*WORK REQUIRED*:
Keep only the lines that hold the string "title", filtering out the rest of the entries below.

*STORED RECORDS*:
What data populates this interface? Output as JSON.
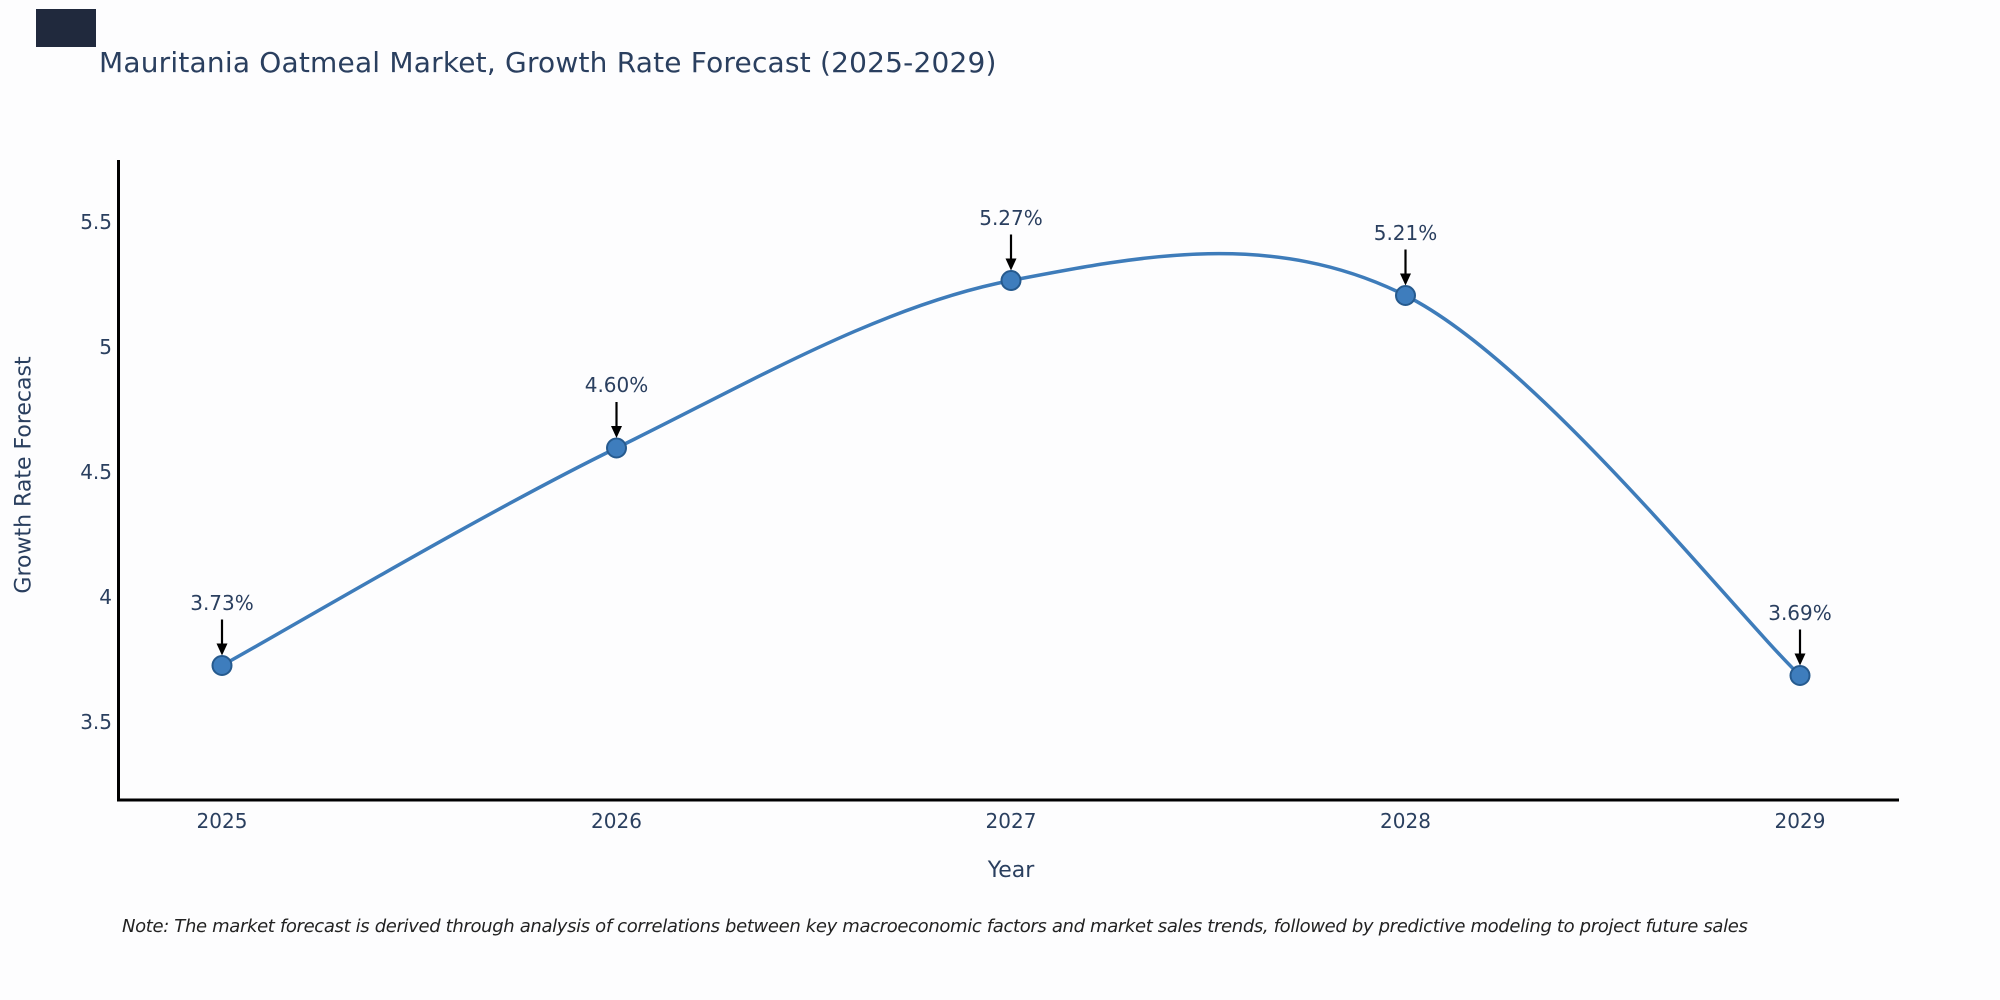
{
  "header": {
    "title": "Mauritania Oatmeal Market, Growth Rate Forecast (2025-2029)"
  },
  "corner_artifact": {
    "color": "#20293d"
  },
  "chart_data": {
    "type": "line",
    "line_shape": "spline",
    "title": "Mauritania Oatmeal Market, Growth Rate Forecast (2025-2029)",
    "xlabel": "Year",
    "ylabel": "Growth Rate Forecast",
    "categories": [
      "2025",
      "2026",
      "2027",
      "2028",
      "2029"
    ],
    "values": [
      3.73,
      4.6,
      5.27,
      5.21,
      3.69
    ],
    "point_labels": [
      "3.73%",
      "4.60%",
      "5.27%",
      "5.21%",
      "3.69%"
    ],
    "y_ticks": [
      3.5,
      4,
      4.5,
      5,
      5.5
    ],
    "y_tick_labels": [
      "3.5",
      "4",
      "4.5",
      "5",
      "5.5"
    ],
    "ylim": [
      3.19,
      5.75
    ],
    "grid": false,
    "legend": "none",
    "annotations_style": "value label with black down-arrow above each marker",
    "colors": {
      "line": "#3e7cba",
      "marker_fill": "#3e7dbd",
      "marker_edge": "#265a8e",
      "arrow": "#000000",
      "text": "#2a3f5f",
      "axis": "#000000",
      "background": "#fdfdfe"
    }
  },
  "footnote": {
    "text": "Note: The market forecast is derived through analysis of correlations between key macroeconomic factors and market sales trends, followed by predictive modeling to project future sales"
  }
}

*SOLUTION*:
    "title": "Mauritania Oatmeal Market, Growth Rate Forecast (2025-2029)"
    "title": "Mauritania Oatmeal Market, Growth Rate Forecast (2025-2029)",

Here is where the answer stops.